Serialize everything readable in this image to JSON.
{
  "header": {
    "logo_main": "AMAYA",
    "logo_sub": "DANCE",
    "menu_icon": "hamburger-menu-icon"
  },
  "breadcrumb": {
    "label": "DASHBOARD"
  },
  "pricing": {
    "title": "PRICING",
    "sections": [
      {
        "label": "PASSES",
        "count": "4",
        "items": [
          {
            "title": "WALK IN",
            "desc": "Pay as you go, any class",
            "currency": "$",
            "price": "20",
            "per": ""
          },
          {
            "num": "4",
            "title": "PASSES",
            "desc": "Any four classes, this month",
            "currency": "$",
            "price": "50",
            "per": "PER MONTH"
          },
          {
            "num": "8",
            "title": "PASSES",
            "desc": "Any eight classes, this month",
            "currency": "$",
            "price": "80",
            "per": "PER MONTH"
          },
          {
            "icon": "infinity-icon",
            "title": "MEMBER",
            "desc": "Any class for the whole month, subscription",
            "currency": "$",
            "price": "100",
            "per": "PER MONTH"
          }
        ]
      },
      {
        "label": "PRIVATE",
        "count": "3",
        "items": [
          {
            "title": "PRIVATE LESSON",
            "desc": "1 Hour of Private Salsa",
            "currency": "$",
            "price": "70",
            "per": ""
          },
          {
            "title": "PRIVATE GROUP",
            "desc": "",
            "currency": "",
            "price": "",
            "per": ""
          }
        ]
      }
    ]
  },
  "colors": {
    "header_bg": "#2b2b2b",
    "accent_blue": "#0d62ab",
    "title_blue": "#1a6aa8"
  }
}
+===+
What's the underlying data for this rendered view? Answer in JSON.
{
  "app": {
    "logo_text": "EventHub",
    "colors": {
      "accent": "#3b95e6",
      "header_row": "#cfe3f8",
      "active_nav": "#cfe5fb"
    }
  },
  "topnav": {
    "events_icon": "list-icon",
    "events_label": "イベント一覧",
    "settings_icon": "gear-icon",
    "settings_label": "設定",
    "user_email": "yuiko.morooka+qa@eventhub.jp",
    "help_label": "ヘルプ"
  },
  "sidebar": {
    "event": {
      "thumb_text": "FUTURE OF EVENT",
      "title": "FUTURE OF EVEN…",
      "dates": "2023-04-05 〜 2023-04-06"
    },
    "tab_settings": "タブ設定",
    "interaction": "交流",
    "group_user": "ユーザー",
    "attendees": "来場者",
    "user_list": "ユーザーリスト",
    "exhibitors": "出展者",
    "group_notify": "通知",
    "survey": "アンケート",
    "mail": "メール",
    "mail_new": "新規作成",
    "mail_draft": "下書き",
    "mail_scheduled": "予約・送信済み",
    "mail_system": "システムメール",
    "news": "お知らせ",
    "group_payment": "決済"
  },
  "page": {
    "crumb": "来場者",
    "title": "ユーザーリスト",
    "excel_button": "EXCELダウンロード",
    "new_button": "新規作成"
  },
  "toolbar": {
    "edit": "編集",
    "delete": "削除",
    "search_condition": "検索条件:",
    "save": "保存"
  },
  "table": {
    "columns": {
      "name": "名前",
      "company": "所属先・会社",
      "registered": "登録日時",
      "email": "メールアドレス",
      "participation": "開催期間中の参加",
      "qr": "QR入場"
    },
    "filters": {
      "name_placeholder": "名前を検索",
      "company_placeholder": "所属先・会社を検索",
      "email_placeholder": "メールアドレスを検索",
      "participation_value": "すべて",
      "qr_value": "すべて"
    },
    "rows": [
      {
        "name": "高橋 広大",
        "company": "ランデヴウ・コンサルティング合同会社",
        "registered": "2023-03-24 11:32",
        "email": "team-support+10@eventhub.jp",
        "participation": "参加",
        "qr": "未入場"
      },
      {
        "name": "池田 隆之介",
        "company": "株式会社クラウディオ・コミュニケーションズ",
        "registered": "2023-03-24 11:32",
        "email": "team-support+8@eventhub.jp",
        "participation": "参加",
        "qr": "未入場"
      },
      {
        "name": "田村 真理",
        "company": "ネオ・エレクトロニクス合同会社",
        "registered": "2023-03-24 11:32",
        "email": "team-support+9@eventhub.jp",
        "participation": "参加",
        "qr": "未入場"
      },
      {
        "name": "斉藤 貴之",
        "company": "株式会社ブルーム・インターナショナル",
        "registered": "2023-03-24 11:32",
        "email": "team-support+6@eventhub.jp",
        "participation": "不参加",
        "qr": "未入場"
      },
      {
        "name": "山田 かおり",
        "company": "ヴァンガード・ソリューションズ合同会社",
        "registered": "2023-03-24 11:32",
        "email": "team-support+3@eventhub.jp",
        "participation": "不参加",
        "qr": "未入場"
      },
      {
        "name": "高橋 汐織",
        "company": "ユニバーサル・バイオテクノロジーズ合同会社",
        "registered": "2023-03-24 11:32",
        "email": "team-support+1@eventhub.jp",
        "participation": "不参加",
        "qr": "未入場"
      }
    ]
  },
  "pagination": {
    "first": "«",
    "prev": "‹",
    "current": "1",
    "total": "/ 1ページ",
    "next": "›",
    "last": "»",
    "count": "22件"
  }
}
+===+
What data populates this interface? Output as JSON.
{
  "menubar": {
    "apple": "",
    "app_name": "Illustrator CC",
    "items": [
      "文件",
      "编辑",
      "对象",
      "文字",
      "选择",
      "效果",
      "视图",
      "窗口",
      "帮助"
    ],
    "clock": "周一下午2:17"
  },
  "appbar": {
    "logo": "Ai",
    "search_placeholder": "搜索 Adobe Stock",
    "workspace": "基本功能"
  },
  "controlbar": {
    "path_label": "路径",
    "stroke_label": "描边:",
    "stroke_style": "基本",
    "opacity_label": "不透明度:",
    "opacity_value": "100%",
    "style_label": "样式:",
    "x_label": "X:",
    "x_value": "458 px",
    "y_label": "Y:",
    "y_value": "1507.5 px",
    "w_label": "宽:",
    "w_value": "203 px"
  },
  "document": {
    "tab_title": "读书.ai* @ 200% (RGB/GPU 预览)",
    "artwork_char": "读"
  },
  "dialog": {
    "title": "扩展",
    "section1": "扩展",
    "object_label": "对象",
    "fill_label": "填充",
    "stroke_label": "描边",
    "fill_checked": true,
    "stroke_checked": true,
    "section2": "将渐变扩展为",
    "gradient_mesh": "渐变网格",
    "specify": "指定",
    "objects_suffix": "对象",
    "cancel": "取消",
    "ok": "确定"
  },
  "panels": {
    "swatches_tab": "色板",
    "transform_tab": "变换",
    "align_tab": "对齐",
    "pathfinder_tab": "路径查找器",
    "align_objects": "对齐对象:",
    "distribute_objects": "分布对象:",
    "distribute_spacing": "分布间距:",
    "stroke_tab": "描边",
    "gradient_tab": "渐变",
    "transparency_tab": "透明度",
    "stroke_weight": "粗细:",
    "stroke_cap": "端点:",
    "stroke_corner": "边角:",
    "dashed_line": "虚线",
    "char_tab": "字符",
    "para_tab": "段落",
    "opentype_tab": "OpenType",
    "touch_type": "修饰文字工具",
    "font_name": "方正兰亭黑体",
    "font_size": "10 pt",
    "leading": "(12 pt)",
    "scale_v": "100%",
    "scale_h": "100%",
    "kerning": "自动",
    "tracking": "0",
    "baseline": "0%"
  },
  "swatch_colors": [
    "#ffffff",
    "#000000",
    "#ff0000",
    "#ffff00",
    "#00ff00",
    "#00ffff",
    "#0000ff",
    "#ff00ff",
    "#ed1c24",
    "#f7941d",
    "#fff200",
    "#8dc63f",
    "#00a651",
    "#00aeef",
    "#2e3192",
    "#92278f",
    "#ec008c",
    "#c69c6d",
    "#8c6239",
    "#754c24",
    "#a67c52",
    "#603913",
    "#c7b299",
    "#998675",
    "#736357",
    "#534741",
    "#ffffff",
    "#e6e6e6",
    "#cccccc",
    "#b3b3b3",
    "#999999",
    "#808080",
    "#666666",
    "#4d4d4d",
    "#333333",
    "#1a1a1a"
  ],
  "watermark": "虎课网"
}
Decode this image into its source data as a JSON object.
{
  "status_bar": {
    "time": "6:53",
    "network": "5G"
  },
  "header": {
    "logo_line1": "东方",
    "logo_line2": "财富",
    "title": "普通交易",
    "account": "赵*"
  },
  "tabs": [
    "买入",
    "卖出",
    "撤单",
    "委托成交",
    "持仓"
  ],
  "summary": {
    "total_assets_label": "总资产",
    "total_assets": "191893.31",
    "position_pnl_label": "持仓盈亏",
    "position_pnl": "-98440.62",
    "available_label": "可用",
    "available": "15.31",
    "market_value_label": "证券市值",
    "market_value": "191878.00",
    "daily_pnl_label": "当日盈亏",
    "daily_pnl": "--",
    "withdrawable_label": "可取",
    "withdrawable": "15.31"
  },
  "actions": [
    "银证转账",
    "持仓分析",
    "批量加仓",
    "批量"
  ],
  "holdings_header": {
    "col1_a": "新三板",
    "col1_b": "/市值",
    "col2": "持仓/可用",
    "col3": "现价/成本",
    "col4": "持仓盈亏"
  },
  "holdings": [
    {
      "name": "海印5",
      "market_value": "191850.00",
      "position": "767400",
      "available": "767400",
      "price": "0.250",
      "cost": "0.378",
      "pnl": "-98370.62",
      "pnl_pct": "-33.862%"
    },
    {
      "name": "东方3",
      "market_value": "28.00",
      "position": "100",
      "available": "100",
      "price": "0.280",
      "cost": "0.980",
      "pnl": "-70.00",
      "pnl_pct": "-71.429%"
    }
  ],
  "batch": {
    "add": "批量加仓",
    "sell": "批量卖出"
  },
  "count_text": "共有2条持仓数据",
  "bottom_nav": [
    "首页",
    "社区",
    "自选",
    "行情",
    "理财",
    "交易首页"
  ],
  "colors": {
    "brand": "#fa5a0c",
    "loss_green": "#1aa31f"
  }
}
+===+
= WHAT IS EXPECTED =
Each line holding the word "this" counts once; report the total and nothing else.

= FULL RESPONSE =
6